Records from a data source:
◇ ◇ ◇ ◇ ◇ ◇ ◇

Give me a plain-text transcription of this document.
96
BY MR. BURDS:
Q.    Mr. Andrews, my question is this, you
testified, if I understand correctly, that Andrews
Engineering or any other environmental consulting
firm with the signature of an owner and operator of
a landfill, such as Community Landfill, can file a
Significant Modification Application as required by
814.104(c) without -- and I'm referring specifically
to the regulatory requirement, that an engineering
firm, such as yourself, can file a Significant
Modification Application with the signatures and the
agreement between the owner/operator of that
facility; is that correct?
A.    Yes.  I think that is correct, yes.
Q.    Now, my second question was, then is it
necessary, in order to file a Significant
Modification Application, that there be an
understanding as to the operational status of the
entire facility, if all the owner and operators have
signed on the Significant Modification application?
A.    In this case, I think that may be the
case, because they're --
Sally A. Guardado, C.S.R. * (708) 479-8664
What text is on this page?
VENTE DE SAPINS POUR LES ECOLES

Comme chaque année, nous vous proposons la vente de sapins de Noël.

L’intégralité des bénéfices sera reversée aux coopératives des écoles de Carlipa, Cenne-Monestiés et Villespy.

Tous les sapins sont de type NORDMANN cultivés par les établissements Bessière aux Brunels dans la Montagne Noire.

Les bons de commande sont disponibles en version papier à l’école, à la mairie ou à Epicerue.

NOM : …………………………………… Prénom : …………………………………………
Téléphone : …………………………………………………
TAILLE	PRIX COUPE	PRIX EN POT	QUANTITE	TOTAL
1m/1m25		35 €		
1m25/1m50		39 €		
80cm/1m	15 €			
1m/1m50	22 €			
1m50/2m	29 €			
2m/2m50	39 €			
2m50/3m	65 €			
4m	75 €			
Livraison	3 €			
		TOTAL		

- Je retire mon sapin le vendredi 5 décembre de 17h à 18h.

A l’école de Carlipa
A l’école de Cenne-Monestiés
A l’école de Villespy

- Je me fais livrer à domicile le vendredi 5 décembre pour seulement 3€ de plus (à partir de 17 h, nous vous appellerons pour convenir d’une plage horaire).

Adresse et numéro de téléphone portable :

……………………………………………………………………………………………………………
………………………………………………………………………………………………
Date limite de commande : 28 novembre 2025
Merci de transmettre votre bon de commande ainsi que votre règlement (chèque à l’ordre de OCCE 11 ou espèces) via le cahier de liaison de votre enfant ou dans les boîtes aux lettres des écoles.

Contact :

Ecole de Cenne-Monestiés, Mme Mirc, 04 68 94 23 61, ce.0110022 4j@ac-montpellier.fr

◇ ◇ ◇ ◇ ◇ ◇ ◇

- _What is required_:
Each line above must be reproduced exactly as it stands.

- _Result of the task_:
Give me a plain-text transcription of this document.
96
BY MR. BURDS:
Q.    Mr. Andrews, my question is this, you
testified, if I understand correctly, that Andrews
Engineering or any other environmental consulting
firm with the signature of an owner and operator of
a landfill, such as Community Landfill, can file a
Significant Modification Application as required by
814.104(c) without -- and I'm referring specifically
to the regulatory requirement, that an engineering
firm, such as yourself, can file a Significant
Modification Application with the signatures and the
agreement between the owner/operator of that
facility; is that correct?
A.    Yes.  I think that is correct, yes.
Q.    Now, my second question was, then is it
necessary, in order to file a Significant
Modification Application, that there be an
understanding as to the operational status of the
entire facility, if all the owner and operators have
signed on the Significant Modification application?
A.    In this case, I think that may be the
case, because they're --
Sally A. Guardado, C.S.R. * (708) 479-8664
What text is on this page?
VENTE DE SAPINS POUR LES ECOLES

Comme chaque année, nous vous proposons la vente de sapins de Noël.

L’intégralité des bénéfices sera reversée aux coopératives des écoles de Carlipa, Cenne-Monestiés et Villespy.

Tous les sapins sont de type NORDMANN cultivés par les établissements Bessière aux Brunels dans la Montagne Noire.

Les bons de commande sont disponibles en version papier à l’école, à la mairie ou à Epicerue.

NOM : …………………………………… Prénom : …………………………………………
Téléphone : …………………………………………………
TAILLE	PRIX COUPE	PRIX EN POT	QUANTITE	TOTAL
1m/1m25		35 €		
1m25/1m50		39 €		
80cm/1m	15 €			
1m/1m50	22 €			
1m50/2m	29 €			
2m/2m50	39 €			
2m50/3m	65 €			
4m	75 €			
Livraison	3 €			
		TOTAL		

- Je retire mon sapin le vendredi 5 décembre de 17h à 18h.

A l’école de Carlipa
A l’école de Cenne-Monestiés
A l’école de Villespy

- Je me fais livrer à domicile le vendredi 5 décembre pour seulement 3€ de plus (à partir de 17 h, nous vous appellerons pour convenir d’une plage horaire).

Adresse et numéro de téléphone portable :

……………………………………………………………………………………………………………
………………………………………………………………………………………………
Date limite de commande : 28 novembre 2025
Merci de transmettre votre bon de commande ainsi que votre règlement (chèque à l’ordre de OCCE 11 ou espèces) via le cahier de liaison de votre enfant ou dans les boîtes aux lettres des écoles.

Contact :

Ecole de Cenne-Monestiés, Mme Mirc, 04 68 94 23 61, ce.0110022 4j@ac-montpellier.fr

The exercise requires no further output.